Extracted data entries
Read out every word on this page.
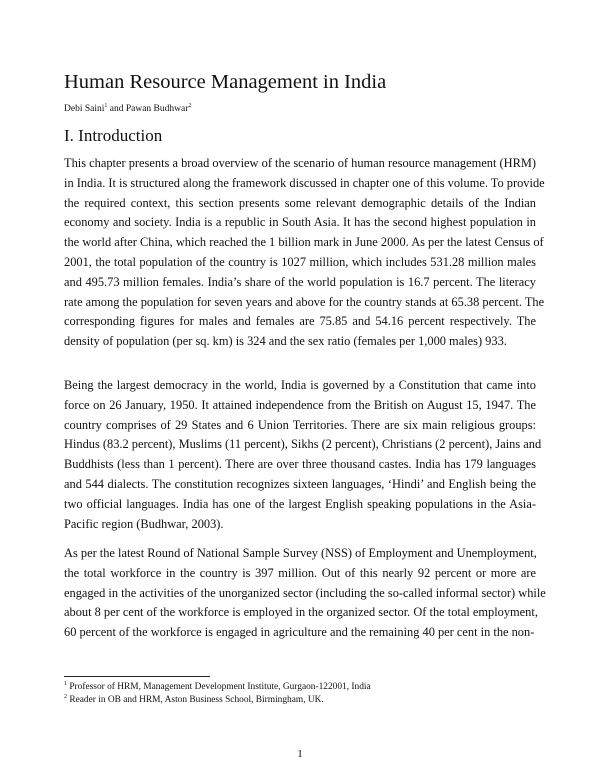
Human Resource Management in India
Debi Saini$^1$ and Pawan Budhwar$^2$
I. Introduction
This chapter presents a broad overview of the scenario of human resource management (HRM)
in India. It is structured along the framework discussed in chapter one of this volume. To provide
the required context, this section presents some relevant demographic details of the Indian
economy and society. India is a republic in South Asia. It has the second highest population in
the world after China, which reached the 1 billion mark in June 2000. As per the latest Census of
2001, the total population of the country is 1027 million, which includes 531.28 million males
and 495.73 million females. India’s share of the world population is 16.7 percent. The literacy
rate among the population for seven years and above for the country stands at 65.38 percent. The
corresponding figures for males and females are 75.85 and 54.16 percent respectively. The
density of population (per sq. km) is 324 and the sex ratio (females per 1,000 males) 933.
Being the largest democracy in the world, India is governed by a Constitution that came into
force on 26 January, 1950. It attained independence from the British on August 15, 1947. The
country comprises of 29 States and 6 Union Territories. There are six main religious groups:
Hindus (83.2 percent), Muslims (11 percent), Sikhs (2 percent), Christians (2 percent), Jains and
Buddhists (less than 1 percent). There are over three thousand castes. India has 179 languages
and 544 dialects. The constitution recognizes sixteen languages, ‘Hindi’ and English being the
two official languages. India has one of the largest English speaking populations in the Asia-
Pacific region (Budhwar, 2003).
As per the latest Round of National Sample Survey (NSS) of Employment and Unemployment,
the total workforce in the country is 397 million. Out of this nearly 92 percent or more are
engaged in the activities of the unorganized sector (including the so-called informal sector) while
about 8 per cent of the workforce is employed in the organized sector. Of the total employment,
60 percent of the workforce is engaged in agriculture and the remaining 40 per cent in the non-
$^1$ Professor of HRM, Management Development Institute, Gurgaon-122001, India
$^2$ Reader in OB and HRM, Aston Business School, Birmingham, UK.
1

> **What is expected**: Write out all the records again, exactly, minus any pictures.

> **In response**:
Read out every word on this page.
Human Resource Management in India
Debi Saini$^1$ and Pawan Budhwar$^2$
I. Introduction
This chapter presents a broad overview of the scenario of human resource management (HRM)
in India. It is structured along the framework discussed in chapter one of this volume. To provide
the required context, this section presents some relevant demographic details of the Indian
economy and society. India is a republic in South Asia. It has the second highest population in
the world after China, which reached the 1 billion mark in June 2000. As per the latest Census of
2001, the total population of the country is 1027 million, which includes 531.28 million males
and 495.73 million females. India’s share of the world population is 16.7 percent. The literacy
rate among the population for seven years and above for the country stands at 65.38 percent. The
corresponding figures for males and females are 75.85 and 54.16 percent respectively. The
density of population (per sq. km) is 324 and the sex ratio (females per 1,000 males) 933.
Being the largest democracy in the world, India is governed by a Constitution that came into
force on 26 January, 1950. It attained independence from the British on August 15, 1947. The
country comprises of 29 States and 6 Union Territories. There are six main religious groups:
Hindus (83.2 percent), Muslims (11 percent), Sikhs (2 percent), Christians (2 percent), Jains and
Buddhists (less than 1 percent). There are over three thousand castes. India has 179 languages
and 544 dialects. The constitution recognizes sixteen languages, ‘Hindi’ and English being the
two official languages. India has one of the largest English speaking populations in the Asia-
Pacific region (Budhwar, 2003).
As per the latest Round of National Sample Survey (NSS) of Employment and Unemployment,
the total workforce in the country is 397 million. Out of this nearly 92 percent or more are
engaged in the activities of the unorganized sector (including the so-called informal sector) while
about 8 per cent of the workforce is employed in the organized sector. Of the total employment,
60 percent of the workforce is engaged in agriculture and the remaining 40 per cent in the non-
$^1$ Professor of HRM, Management Development Institute, Gurgaon-122001, India
$^2$ Reader in OB and HRM, Aston Business School, Birmingham, UK.
1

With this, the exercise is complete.